> _What you are asked to do_
Write out all of the records precisely. Skip anything that is a picture.

______

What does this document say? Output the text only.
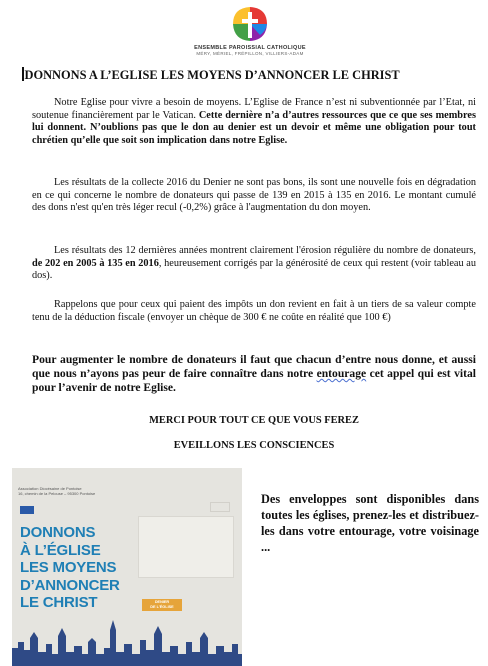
ENSEMBLE PAROISSIAL CATHOLIQUE
MÉRY, MÉRIEL, FRÉPILLON, VILLIERS-ADAM
DONNONS A L’EGLISE LES MOYENS D’ANNONCER LE CHRIST
Notre Eglise pour vivre a besoin de moyens. L’Eglise de France n’est ni subventionnée par l’Etat, ni soutenue financièrement par le Vatican. Cette dernière n’a d’autres ressources que ce que ses membres lui donnent. N’oublions pas que le don au denier est un devoir et même une obligation pour tout chrétien qu’elle que soit son implication dans notre Eglise.
Les résultats de la collecte 2016 du Denier ne sont pas bons, ils sont une nouvelle fois en dégradation en ce qui concerne le nombre de donateurs qui passe de 139 en 2015 à 135 en 2016. Le montant cumulé des dons n'est qu'en très léger recul (-0,2%) grâce à l'augmentation du don moyen.
Les résultats des 12 dernières années montrent clairement l'érosion régulière du nombre de donateurs, de 202 en 2005 à 135 en 2016, heureusement corrigés par la générosité de ceux qui restent (voir tableau au dos).
Rappelons que pour ceux qui paient des impôts un don revient en fait à un tiers de sa valeur compte tenu de la déduction fiscale (envoyer un chèque de 300 € ne coûte en réalité que 100 €)
Pour augmenter le nombre de donateurs il faut que chacun d’entre nous donne, et aussi que nous n’ayons pas peur de faire connaître dans notre entourage cet appel qui est vital pour l’avenir de notre Eglise.
MERCI POUR TOUT CE QUE VOUS FEREZ
EVEILLONS LES CONSCIENCES
Association Diocésaine de Pontoise
16, chemin de la Pelouse – 95300 Pontoise
DONNONS
À L’ÉGLISE
LES MOYENS
D’ANNONCER
LE CHRIST	DENIER
DE L’ÉGLISE
Des enveloppes sont disponibles dans toutes les églises, prenez-les et distribuez-les dans votre entourage, votre voisinage ...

______

> _Solution for this exercise_
What does this document say? Output the text only.
ENSEMBLE PAROISSIAL CATHOLIQUE
MÉRY, MÉRIEL, FRÉPILLON, VILLIERS-ADAM
DONNONS A L’EGLISE LES MOYENS D’ANNONCER LE CHRIST
Notre Eglise pour vivre a besoin de moyens. L’Eglise de France n’est ni subventionnée par l’Etat, ni soutenue financièrement par le Vatican. Cette dernière n’a d’autres ressources que ce que ses membres lui donnent. N’oublions pas que le don au denier est un devoir et même une obligation pour tout chrétien qu’elle que soit son implication dans notre Eglise.
Les résultats de la collecte 2016 du Denier ne sont pas bons, ils sont une nouvelle fois en dégradation en ce qui concerne le nombre de donateurs qui passe de 139 en 2015 à 135 en 2016. Le montant cumulé des dons n'est qu'en très léger recul (-0,2%) grâce à l'augmentation du don moyen.
Les résultats des 12 dernières années montrent clairement l'érosion régulière du nombre de donateurs, de 202 en 2005 à 135 en 2016, heureusement corrigés par la générosité de ceux qui restent (voir tableau au dos).
Rappelons que pour ceux qui paient des impôts un don revient en fait à un tiers de sa valeur compte tenu de la déduction fiscale (envoyer un chèque de 300 € ne coûte en réalité que 100 €)
Pour augmenter le nombre de donateurs il faut que chacun d’entre nous donne, et aussi que nous n’ayons pas peur de faire connaître dans notre entourage cet appel qui est vital pour l’avenir de notre Eglise.
MERCI POUR TOUT CE QUE VOUS FEREZ
EVEILLONS LES CONSCIENCES
Association Diocésaine de Pontoise
16, chemin de la Pelouse – 95300 Pontoise
DONNONS
À L’ÉGLISE
LES MOYENS
D’ANNONCER
LE CHRIST	DENIER
DE L’ÉGLISE
Des enveloppes sont disponibles dans toutes les églises, prenez-les et distribuez-les dans votre entourage, votre voisinage ...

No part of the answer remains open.